═════ Records for processing
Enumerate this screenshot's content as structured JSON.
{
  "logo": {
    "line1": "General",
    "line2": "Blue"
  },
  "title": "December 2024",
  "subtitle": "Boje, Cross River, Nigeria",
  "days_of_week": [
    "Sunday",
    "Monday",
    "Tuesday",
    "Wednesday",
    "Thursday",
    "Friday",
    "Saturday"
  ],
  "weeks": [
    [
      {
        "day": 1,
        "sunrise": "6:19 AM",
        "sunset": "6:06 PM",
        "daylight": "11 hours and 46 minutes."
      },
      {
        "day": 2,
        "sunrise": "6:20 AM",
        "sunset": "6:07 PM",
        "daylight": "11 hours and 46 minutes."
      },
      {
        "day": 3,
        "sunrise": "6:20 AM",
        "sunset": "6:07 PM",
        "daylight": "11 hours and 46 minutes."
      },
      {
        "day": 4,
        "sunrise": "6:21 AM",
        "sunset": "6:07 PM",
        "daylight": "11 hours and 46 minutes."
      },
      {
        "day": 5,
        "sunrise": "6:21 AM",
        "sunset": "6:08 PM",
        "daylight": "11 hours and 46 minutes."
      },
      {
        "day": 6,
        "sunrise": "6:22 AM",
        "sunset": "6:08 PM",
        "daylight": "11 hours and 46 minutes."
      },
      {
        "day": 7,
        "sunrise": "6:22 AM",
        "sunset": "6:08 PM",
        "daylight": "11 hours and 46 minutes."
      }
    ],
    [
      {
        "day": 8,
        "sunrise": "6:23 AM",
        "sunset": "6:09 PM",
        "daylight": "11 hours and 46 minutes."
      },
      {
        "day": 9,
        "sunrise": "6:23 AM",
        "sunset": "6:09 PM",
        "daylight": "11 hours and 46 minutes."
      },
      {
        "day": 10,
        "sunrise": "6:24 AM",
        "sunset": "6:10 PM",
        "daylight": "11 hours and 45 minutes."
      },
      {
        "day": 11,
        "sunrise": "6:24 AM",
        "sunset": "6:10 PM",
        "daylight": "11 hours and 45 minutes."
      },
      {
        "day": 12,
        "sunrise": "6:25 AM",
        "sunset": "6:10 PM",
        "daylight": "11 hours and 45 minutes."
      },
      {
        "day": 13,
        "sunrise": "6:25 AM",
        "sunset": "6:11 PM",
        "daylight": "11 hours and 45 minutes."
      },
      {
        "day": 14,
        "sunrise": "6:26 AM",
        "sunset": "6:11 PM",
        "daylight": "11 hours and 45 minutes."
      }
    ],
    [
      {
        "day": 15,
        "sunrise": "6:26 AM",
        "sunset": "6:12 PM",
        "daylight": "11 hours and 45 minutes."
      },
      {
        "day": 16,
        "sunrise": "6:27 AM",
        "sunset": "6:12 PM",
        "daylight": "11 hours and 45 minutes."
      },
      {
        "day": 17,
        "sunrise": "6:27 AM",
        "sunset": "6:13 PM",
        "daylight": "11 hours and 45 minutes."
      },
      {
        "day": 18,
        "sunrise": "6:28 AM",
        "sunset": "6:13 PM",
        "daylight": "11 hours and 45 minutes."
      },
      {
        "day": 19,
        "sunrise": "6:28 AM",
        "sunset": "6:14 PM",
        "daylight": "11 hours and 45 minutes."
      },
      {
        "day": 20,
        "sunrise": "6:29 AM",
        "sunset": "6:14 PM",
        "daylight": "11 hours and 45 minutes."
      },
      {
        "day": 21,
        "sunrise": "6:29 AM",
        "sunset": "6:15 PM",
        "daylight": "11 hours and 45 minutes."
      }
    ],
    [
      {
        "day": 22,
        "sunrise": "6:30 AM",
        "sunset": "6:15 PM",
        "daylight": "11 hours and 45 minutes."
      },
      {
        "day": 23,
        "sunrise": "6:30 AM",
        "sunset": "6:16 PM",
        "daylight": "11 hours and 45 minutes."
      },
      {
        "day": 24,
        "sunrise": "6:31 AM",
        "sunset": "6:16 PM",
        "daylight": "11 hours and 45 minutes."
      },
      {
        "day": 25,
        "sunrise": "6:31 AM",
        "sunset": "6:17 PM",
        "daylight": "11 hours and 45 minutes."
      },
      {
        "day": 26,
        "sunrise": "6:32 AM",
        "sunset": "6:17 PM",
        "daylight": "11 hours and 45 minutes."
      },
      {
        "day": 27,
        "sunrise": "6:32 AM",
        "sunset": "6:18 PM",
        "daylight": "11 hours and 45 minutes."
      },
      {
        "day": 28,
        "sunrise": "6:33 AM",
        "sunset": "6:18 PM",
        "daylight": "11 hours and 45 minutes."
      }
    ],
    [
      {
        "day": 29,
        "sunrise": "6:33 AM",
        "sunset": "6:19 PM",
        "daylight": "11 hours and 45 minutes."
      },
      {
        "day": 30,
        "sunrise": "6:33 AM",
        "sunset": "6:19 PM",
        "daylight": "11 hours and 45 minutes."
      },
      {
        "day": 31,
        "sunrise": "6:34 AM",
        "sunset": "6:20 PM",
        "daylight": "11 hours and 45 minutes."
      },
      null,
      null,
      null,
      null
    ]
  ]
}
══════════
### Work to complete
Restate each record word for word.

### Task solution
Enumerate this screenshot's content as structured JSON.
{
  "logo": {
    "line1": "General",
    "line2": "Blue"
  },
  "title": "December 2024",
  "subtitle": "Boje, Cross River, Nigeria",
  "days_of_week": [
    "Sunday",
    "Monday",
    "Tuesday",
    "Wednesday",
    "Thursday",
    "Friday",
    "Saturday"
  ],
  "weeks": [
    [
      {
        "day": 1,
        "sunrise": "6:19 AM",
        "sunset": "6:06 PM",
        "daylight": "11 hours and 46 minutes."
      },
      {
        "day": 2,
        "sunrise": "6:20 AM",
        "sunset": "6:07 PM",
        "daylight": "11 hours and 46 minutes."
      },
      {
        "day": 3,
        "sunrise": "6:20 AM",
        "sunset": "6:07 PM",
        "daylight": "11 hours and 46 minutes."
      },
      {
        "day": 4,
        "sunrise": "6:21 AM",
        "sunset": "6:07 PM",
        "daylight": "11 hours and 46 minutes."
      },
      {
        "day": 5,
        "sunrise": "6:21 AM",
        "sunset": "6:08 PM",
        "daylight": "11 hours and 46 minutes."
      },
      {
        "day": 6,
        "sunrise": "6:22 AM",
        "sunset": "6:08 PM",
        "daylight": "11 hours and 46 minutes."
      },
      {
        "day": 7,
        "sunrise": "6:22 AM",
        "sunset": "6:08 PM",
        "daylight": "11 hours and 46 minutes."
      }
    ],
    [
      {
        "day": 8,
        "sunrise": "6:23 AM",
        "sunset": "6:09 PM",
        "daylight": "11 hours and 46 minutes."
      },
      {
        "day": 9,
        "sunrise": "6:23 AM",
        "sunset": "6:09 PM",
        "daylight": "11 hours and 46 minutes."
      },
      {
        "day": 10,
        "sunrise": "6:24 AM",
        "sunset": "6:10 PM",
        "daylight": "11 hours and 45 minutes."
      },
      {
        "day": 11,
        "sunrise": "6:24 AM",
        "sunset": "6:10 PM",
        "daylight": "11 hours and 45 minutes."
      },
      {
        "day": 12,
        "sunrise": "6:25 AM",
        "sunset": "6:10 PM",
        "daylight": "11 hours and 45 minutes."
      },
      {
        "day": 13,
        "sunrise": "6:25 AM",
        "sunset": "6:11 PM",
        "daylight": "11 hours and 45 minutes."
      },
      {
        "day": 14,
        "sunrise": "6:26 AM",
        "sunset": "6:11 PM",
        "daylight": "11 hours and 45 minutes."
      }
    ],
    [
      {
        "day": 15,
        "sunrise": "6:26 AM",
        "sunset": "6:12 PM",
        "daylight": "11 hours and 45 minutes."
      },
      {
        "day": 16,
        "sunrise": "6:27 AM",
        "sunset": "6:12 PM",
        "daylight": "11 hours and 45 minutes."
      },
      {
        "day": 17,
        "sunrise": "6:27 AM",
        "sunset": "6:13 PM",
        "daylight": "11 hours and 45 minutes."
      },
      {
        "day": 18,
        "sunrise": "6:28 AM",
        "sunset": "6:13 PM",
        "daylight": "11 hours and 45 minutes."
      },
      {
        "day": 19,
        "sunrise": "6:28 AM",
        "sunset": "6:14 PM",
        "daylight": "11 hours and 45 minutes."
      },
      {
        "day": 20,
        "sunrise": "6:29 AM",
        "sunset": "6:14 PM",
        "daylight": "11 hours and 45 minutes."
      },
      {
        "day": 21,
        "sunrise": "6:29 AM",
        "sunset": "6:15 PM",
        "daylight": "11 hours and 45 minutes."
      }
    ],
    [
      {
        "day": 22,
        "sunrise": "6:30 AM",
        "sunset": "6:15 PM",
        "daylight": "11 hours and 45 minutes."
      },
      {
        "day": 23,
        "sunrise": "6:30 AM",
        "sunset": "6:16 PM",
        "daylight": "11 hours and 45 minutes."
      },
      {
        "day": 24,
        "sunrise": "6:31 AM",
        "sunset": "6:16 PM",
        "daylight": "11 hours and 45 minutes."
      },
      {
        "day": 25,
        "sunrise": "6:31 AM",
        "sunset": "6:17 PM",
        "daylight": "11 hours and 45 minutes."
      },
      {
        "day": 26,
        "sunrise": "6:32 AM",
        "sunset": "6:17 PM",
        "daylight": "11 hours and 45 minutes."
      },
      {
        "day": 27,
        "sunrise": "6:32 AM",
        "sunset": "6:18 PM",
        "daylight": "11 hours and 45 minutes."
      },
      {
        "day": 28,
        "sunrise": "6:33 AM",
        "sunset": "6:18 PM",
        "daylight": "11 hours and 45 minutes."
      }
    ],
    [
      {
        "day": 29,
        "sunrise": "6:33 AM",
        "sunset": "6:19 PM",
        "daylight": "11 hours and 45 minutes."
      },
      {
        "day": 30,
        "sunrise": "6:33 AM",
        "sunset": "6:19 PM",
        "daylight": "11 hours and 45 minutes."
      },
      {
        "day": 31,
        "sunrise": "6:34 AM",
        "sunset": "6:20 PM",
        "daylight": "11 hours and 45 minutes."
      },
      null,
      null,
      null,
      null
    ]
  ]
}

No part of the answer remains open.